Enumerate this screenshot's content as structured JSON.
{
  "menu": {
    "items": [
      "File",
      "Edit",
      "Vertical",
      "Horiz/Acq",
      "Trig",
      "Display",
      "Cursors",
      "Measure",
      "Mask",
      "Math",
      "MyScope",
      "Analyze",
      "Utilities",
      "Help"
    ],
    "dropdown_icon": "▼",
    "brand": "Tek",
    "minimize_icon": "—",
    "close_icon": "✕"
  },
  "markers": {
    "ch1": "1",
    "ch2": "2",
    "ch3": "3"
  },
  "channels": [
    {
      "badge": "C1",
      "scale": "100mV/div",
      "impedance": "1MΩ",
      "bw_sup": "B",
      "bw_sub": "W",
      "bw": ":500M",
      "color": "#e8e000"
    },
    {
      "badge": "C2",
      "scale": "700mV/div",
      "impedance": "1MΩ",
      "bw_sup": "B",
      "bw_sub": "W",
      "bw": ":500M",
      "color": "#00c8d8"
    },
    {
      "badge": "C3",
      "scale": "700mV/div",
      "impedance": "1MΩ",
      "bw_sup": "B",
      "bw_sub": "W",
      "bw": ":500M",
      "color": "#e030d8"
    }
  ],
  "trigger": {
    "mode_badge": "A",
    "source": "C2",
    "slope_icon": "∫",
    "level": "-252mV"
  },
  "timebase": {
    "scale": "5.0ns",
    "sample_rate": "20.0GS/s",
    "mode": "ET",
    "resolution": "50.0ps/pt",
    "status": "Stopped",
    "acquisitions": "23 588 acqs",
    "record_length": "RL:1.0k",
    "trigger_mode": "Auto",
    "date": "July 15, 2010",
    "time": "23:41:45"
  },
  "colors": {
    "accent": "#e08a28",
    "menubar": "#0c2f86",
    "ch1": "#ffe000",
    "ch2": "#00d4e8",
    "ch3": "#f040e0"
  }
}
^^^^^^^^^^^^^^^^
Gather each line from the entries above that includes the word "scale".

* Task output
      "scale": "100mV/div",
      "scale": "700mV/div",
      "scale": "700mV/div",
    "scale": "5.0ns",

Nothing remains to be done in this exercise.